== SOURCE RECORDS

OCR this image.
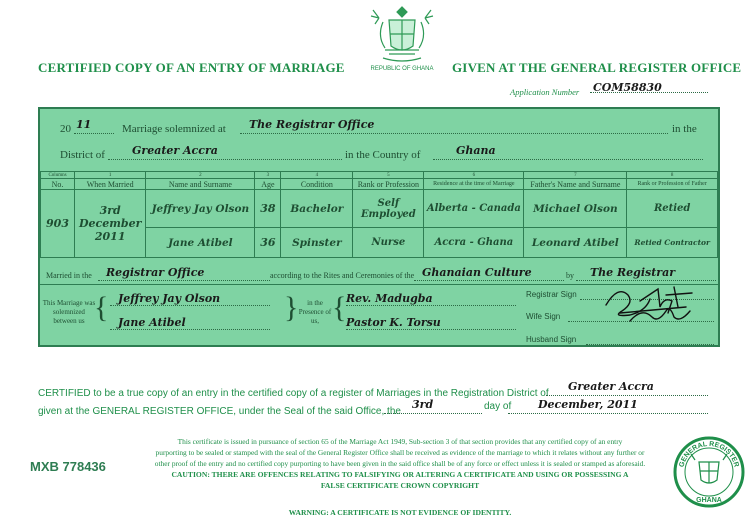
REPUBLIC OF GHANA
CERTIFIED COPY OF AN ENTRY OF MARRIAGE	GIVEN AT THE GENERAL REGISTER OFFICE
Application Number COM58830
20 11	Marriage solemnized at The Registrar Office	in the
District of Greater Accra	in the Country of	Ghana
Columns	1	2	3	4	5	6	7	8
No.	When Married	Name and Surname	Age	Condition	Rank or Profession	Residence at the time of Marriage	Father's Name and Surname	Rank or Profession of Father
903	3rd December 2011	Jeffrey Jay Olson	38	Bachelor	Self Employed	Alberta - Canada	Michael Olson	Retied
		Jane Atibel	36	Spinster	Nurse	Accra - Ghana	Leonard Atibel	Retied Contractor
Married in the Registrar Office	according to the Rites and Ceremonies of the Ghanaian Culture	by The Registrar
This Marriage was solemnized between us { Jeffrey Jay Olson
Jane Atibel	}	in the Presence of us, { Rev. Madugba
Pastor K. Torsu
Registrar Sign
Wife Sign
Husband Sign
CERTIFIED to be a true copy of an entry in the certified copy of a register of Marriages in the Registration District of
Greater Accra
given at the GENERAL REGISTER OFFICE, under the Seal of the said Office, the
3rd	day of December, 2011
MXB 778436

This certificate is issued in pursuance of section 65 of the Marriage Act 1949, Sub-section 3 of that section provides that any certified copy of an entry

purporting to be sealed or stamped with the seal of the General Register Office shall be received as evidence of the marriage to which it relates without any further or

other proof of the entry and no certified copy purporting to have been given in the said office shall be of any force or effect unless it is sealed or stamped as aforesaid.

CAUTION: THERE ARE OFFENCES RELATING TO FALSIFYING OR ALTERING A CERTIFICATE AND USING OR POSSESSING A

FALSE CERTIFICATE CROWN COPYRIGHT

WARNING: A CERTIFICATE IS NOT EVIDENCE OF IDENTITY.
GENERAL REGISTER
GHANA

====
== SOURCE RECORDS

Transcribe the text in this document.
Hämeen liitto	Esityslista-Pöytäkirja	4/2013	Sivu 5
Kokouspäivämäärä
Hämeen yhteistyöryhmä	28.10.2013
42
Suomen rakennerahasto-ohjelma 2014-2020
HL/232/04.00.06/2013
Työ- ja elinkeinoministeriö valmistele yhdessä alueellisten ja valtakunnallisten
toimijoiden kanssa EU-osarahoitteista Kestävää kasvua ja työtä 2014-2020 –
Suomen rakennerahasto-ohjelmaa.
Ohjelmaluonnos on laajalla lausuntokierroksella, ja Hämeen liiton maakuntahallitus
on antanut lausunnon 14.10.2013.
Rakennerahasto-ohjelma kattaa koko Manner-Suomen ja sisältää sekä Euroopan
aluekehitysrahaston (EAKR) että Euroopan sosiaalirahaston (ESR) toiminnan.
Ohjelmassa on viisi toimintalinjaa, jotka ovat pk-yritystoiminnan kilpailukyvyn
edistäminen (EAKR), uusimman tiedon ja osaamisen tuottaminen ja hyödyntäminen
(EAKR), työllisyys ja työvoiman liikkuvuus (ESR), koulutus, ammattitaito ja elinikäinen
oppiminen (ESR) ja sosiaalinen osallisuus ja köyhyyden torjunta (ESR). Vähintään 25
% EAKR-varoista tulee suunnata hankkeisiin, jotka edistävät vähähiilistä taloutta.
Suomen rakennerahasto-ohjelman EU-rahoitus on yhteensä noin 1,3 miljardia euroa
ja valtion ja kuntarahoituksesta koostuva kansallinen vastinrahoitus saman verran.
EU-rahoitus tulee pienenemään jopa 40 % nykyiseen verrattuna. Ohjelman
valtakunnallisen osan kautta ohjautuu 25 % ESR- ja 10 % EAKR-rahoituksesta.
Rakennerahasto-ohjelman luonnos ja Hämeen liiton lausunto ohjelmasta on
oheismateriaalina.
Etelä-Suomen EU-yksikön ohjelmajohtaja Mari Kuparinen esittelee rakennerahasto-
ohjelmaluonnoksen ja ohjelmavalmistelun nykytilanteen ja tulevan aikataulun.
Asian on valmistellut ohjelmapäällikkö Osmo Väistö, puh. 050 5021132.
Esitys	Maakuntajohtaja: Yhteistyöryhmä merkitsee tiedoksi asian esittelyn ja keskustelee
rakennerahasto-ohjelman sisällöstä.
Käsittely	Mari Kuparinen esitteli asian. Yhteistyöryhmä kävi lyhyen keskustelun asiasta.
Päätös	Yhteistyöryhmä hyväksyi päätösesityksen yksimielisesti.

====
== SOURCE RECORDS

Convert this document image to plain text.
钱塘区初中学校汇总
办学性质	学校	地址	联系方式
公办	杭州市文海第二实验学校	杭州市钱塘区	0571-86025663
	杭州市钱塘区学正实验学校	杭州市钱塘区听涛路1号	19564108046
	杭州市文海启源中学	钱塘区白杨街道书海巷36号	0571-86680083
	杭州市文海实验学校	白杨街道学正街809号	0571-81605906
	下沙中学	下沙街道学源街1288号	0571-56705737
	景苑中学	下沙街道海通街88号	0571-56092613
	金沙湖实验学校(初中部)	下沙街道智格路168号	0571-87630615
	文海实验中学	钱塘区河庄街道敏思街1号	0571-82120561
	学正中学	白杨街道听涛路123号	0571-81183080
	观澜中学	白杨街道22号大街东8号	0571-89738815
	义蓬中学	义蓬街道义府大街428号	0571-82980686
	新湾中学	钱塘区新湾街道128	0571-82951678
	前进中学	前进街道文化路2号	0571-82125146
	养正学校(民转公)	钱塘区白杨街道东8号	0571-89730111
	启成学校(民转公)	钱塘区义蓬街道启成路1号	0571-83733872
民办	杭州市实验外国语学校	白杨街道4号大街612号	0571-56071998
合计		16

====

▶ EXERCISE GOAL: List all lines from the entries that include the word "Registrar".

▶ RESULT FOR THIS EXERCISE:
20 11	Marriage solemnized at The Registrar Office	in the
Married in the Registrar Office	according to the Rites and Ceremonies of the Ghanaian Culture	by The Registrar
Registrar Sign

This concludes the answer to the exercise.